SET PROBLEM 1
In the forum reply, update the passage from "Update: Correction thanks" up to and including "(8 or so). :-)", replacing "comprehensible" with "readable".
SET PROBLEM 2
Condense the forum reply's paragraph beginning "Is this (caution: extemporaneous Perl...)" into a short bulleted list that keeps its main points.

DOCUMENT EXCERPT
######

Re: Seeing if two numbers have the same sign
by Anonymous Monk on Jan 11, 2008 at 16:59 UTC

    Don't code “clever!” The simplest and most expressive code is always best:

    sub same_sign { my ($x,$y) = @_; if ( undef($x) or undef($y)) { return 0; # "undef" is never same-sign } if ( ( ($x >= 0) and ($y >= 0) ) or ( ($x < 0) and ($y < 0) ) ) { return 1; } else { return 0; } }

    Is this (caution: extemporaneous Perl...) module terse? No. Could it have been written with fewer characters? Yes. But neither of those considerations are “the point.” What matters to me is that it is obvious what this code is actually supposed to do. Everything about it, including the white space, is designed to encourage readability among humans. The Perl compiler can take care of itself.

      I suggest you test your code before posting:

      use strict; sub same_sign { my ($x,$y) = @_; if ( undef($x) or undef($y)) { return 0; # "undef" is never same-sign } if ( ( ($x >= 0) and ($y >= 0) ) or ( ($x < 0) and ($y < 0) ) ) { return 1; } else { return 0; } } $\ = "\n"; print same_sign(1,1); print same_sign(0,0); print same_sign(undef,undef); print same_sign(-1,-1); print same_sign(-2,-2); print same_sign(2,-2); __END__ 1 1 1 1 1 1

      Your subroutine seems to suggest that all values passed in always have the same value sign...

      Update: Correction thanks to lodin

      You probably meant !defined() where you put undef().

      And personally i think your code is much harder to understand than what i posted. Longer is very often less comprehensible than shorter for the simple fact that most people can only operate on a small number of items at a time. (8 or so).

      ---
      $world=~s/war/peace/g

        You probably meant 5..9 where you put (8 or so). :-)

######

SOURCE EXCERPT
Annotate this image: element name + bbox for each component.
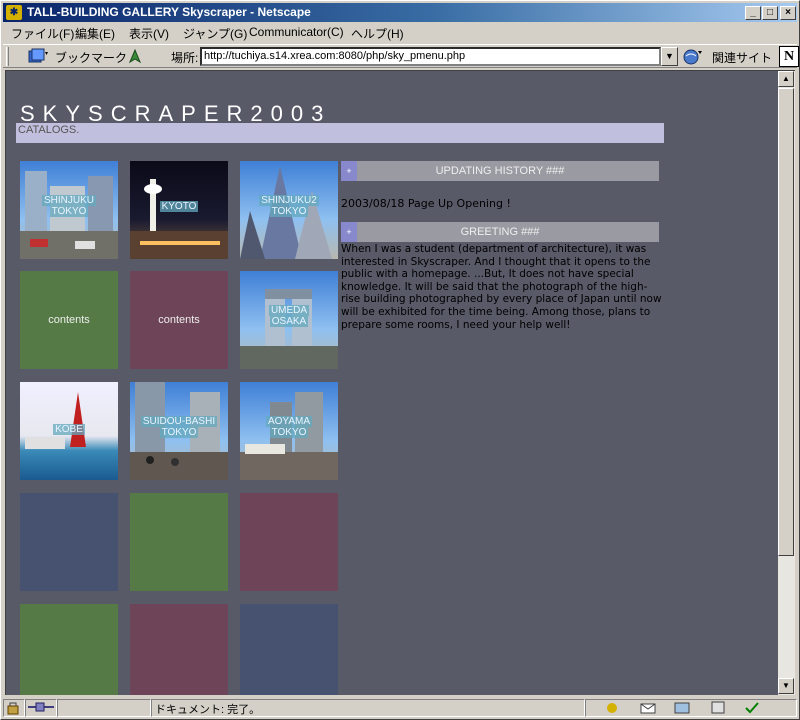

######

EXERCISE RESPONSE 1
Update: Correction thanks to lodin

      You probably meant !defined() where you put undef().

      And personally i think your code is much harder to understand than what i posted. Longer is very often less readable than shorter for the simple fact that most people can only operate on a small number of items at a time. (8 or so).

      ---
      $world=~s/war/peace/g

        You probably meant 5..9 where you put (8 or so). :-)

EXERCISE RESPONSE 2
- The module is not terse and could have been written with fewer characters, but neither consideration is the point.
- What matters is that it is obvious what the code is supposed to do.
- Everything about it, including the white space, is designed for human readability; the Perl compiler can take care of itself.